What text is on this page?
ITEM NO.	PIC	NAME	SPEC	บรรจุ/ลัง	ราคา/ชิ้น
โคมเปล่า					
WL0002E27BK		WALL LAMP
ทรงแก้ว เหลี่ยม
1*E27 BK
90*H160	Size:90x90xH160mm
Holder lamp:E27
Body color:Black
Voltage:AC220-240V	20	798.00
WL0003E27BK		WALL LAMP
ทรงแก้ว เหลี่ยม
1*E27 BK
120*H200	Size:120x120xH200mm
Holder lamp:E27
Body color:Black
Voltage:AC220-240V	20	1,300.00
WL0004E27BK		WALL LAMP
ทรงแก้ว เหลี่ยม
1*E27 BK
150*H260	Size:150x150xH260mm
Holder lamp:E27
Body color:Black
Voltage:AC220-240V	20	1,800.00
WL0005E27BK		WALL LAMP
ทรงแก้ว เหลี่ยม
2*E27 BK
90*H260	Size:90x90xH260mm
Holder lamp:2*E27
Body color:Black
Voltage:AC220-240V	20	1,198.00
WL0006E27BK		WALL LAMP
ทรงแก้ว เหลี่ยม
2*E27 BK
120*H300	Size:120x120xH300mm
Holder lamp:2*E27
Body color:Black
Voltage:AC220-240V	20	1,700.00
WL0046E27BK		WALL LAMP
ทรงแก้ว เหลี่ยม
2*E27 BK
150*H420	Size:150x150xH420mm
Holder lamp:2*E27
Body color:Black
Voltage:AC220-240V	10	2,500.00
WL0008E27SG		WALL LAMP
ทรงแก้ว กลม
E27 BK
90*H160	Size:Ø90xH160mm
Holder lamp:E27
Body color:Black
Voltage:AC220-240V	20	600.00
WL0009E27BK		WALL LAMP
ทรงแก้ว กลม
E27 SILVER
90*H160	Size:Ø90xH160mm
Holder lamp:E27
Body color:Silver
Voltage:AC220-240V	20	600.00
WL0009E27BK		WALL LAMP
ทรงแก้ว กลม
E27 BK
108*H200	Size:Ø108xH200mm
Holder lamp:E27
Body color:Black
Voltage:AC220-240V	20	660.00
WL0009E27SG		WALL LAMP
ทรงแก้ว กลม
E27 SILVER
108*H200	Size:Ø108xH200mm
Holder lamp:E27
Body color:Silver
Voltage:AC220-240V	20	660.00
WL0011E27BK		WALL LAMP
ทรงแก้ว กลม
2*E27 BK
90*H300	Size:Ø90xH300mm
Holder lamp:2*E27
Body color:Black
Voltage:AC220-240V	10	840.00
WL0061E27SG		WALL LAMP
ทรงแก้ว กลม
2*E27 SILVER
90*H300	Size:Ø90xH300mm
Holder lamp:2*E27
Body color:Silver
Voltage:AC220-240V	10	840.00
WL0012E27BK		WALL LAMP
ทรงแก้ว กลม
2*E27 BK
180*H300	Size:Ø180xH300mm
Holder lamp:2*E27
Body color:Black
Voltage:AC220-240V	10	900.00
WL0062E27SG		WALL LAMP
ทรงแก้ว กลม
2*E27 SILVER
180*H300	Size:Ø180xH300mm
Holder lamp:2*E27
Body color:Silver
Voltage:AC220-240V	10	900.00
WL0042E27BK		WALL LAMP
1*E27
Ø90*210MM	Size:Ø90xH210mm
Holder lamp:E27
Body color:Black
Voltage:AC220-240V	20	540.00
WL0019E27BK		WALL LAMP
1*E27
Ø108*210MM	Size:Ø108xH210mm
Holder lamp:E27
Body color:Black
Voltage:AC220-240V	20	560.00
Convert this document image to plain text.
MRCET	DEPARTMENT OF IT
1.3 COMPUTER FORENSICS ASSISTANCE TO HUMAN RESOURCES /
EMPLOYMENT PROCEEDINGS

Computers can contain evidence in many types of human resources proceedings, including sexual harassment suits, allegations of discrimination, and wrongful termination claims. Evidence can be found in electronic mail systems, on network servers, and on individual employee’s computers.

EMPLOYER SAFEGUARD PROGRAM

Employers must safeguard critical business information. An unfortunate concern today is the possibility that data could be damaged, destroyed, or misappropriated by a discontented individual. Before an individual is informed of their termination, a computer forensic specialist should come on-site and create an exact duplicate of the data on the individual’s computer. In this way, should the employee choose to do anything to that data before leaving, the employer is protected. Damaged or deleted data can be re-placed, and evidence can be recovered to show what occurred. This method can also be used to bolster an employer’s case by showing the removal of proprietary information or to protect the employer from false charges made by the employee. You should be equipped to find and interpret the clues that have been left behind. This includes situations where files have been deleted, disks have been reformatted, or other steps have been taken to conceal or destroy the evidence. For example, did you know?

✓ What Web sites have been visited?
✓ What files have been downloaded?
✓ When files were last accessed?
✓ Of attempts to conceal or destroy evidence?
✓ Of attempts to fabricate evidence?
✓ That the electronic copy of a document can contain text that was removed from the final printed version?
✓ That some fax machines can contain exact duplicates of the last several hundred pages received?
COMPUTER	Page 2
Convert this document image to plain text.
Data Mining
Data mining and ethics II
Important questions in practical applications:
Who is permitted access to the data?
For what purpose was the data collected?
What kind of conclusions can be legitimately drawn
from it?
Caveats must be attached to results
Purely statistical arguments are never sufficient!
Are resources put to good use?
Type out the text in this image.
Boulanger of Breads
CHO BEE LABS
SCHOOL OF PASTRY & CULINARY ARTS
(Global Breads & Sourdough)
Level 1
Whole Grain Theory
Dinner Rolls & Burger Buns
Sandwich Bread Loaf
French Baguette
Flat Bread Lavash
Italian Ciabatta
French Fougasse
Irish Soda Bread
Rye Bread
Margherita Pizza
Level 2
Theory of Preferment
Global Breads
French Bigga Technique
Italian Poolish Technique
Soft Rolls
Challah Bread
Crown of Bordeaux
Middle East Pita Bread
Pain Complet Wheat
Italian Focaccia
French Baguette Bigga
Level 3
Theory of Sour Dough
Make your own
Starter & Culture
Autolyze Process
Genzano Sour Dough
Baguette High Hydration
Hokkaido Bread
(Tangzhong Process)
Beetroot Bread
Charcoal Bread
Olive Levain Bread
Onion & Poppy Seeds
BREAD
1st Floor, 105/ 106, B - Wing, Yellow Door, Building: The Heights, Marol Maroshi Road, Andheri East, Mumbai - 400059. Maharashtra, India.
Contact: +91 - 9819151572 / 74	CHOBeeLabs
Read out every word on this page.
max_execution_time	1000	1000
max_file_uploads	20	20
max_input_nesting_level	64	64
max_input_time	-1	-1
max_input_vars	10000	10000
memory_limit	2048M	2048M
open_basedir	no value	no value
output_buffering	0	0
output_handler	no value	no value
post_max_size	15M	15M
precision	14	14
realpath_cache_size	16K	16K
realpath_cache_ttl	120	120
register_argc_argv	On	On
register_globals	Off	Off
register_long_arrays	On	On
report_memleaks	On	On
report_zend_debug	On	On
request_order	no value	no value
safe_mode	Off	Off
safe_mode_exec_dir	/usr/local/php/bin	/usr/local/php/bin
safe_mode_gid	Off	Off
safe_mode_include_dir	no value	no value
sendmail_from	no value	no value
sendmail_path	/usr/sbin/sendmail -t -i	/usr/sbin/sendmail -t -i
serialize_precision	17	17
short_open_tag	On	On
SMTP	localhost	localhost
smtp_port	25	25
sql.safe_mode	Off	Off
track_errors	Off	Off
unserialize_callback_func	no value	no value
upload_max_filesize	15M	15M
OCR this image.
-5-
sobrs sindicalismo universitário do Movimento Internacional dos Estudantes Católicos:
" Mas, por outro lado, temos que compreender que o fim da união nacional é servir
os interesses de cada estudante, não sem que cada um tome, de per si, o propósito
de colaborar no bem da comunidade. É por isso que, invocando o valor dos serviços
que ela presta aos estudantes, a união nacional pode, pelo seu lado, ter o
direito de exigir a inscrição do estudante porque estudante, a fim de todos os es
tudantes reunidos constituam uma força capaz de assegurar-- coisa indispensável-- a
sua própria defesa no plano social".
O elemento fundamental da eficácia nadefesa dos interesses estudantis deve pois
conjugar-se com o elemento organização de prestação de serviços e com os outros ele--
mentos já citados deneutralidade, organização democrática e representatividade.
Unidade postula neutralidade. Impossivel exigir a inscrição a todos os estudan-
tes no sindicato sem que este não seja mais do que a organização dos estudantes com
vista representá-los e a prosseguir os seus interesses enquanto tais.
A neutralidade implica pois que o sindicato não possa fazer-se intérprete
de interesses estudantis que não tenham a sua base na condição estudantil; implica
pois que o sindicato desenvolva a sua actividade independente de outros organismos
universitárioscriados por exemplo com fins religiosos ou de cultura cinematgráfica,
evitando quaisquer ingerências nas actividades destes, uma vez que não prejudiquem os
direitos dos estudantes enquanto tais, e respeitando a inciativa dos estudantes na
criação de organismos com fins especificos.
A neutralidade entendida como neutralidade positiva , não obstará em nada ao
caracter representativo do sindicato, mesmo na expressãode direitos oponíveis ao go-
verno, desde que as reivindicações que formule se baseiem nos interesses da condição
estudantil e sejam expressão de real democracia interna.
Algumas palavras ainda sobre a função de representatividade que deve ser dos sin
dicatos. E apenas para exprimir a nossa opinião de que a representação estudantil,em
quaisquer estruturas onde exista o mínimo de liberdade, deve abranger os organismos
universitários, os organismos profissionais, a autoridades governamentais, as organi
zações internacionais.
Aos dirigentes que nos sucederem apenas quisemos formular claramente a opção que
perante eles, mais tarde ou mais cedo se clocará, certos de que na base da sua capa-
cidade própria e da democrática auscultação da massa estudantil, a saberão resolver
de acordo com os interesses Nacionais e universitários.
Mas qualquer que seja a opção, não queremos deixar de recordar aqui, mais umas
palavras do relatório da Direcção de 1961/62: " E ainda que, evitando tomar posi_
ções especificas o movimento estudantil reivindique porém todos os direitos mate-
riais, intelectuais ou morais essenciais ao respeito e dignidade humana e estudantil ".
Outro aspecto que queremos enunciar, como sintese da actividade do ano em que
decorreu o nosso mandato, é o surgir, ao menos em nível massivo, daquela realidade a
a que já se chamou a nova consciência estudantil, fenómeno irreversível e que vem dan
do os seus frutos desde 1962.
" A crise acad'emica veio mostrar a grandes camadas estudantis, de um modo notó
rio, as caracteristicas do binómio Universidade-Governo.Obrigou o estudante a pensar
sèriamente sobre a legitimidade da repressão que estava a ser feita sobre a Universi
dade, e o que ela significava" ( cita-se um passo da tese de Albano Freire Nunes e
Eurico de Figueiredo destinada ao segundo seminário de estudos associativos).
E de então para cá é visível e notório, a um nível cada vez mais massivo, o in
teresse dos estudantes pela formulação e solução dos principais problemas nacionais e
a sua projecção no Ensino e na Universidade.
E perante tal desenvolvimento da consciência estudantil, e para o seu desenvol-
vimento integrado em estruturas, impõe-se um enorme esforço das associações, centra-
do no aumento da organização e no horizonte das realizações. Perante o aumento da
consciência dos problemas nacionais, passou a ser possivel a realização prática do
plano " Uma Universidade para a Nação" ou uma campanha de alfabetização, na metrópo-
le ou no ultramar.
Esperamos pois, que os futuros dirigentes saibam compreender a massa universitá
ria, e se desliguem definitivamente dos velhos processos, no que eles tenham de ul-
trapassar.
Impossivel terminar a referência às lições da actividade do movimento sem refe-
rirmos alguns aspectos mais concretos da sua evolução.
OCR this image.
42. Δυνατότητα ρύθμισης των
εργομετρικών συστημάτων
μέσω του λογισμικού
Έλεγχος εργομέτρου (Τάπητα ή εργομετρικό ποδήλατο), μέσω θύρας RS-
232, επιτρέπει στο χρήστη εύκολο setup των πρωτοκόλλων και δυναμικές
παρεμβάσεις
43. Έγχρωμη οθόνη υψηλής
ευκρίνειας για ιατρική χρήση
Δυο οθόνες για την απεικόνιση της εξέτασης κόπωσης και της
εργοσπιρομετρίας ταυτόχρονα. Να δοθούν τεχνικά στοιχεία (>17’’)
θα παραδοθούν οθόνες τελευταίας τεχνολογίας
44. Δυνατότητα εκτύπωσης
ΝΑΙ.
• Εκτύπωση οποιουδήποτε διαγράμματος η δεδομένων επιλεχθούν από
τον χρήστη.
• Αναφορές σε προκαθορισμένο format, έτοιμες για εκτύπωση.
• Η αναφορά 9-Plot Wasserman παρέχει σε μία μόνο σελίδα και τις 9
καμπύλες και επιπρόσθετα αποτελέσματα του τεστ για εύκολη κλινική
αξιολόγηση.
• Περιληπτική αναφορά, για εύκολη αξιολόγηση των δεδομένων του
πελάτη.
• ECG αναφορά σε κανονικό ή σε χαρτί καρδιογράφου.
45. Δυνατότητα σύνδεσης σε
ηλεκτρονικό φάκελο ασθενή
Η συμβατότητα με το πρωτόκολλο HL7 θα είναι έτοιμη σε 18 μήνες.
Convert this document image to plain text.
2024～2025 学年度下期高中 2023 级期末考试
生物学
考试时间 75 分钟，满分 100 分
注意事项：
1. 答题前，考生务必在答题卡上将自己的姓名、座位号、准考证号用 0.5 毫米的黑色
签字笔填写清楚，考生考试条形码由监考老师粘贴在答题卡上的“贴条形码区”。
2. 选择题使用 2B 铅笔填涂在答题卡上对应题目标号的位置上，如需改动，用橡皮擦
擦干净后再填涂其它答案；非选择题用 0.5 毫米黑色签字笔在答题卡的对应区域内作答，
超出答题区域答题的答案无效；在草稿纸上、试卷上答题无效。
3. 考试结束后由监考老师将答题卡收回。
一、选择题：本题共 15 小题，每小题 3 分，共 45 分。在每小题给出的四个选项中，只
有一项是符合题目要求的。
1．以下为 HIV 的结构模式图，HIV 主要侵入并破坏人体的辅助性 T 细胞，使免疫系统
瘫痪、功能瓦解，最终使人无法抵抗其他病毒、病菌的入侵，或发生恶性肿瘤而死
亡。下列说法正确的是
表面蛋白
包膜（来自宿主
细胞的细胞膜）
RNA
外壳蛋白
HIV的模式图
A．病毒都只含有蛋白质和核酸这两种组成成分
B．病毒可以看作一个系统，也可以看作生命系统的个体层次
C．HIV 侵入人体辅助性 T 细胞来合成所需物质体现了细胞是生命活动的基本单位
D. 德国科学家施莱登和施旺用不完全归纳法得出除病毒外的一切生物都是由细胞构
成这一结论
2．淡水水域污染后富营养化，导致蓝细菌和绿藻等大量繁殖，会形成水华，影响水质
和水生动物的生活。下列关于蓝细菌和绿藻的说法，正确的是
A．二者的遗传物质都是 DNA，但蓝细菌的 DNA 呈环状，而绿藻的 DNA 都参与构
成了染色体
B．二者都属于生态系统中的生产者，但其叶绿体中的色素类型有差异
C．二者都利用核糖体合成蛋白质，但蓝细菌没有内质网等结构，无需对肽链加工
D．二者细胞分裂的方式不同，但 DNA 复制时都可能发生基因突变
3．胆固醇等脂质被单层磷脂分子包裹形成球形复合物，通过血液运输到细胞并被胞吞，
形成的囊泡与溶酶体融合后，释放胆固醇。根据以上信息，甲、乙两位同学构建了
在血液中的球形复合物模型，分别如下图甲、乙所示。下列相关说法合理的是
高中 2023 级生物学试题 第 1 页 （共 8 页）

++++++

Say how many lines of the data include the word "própria". Respond with the number alone.

RESULT:
2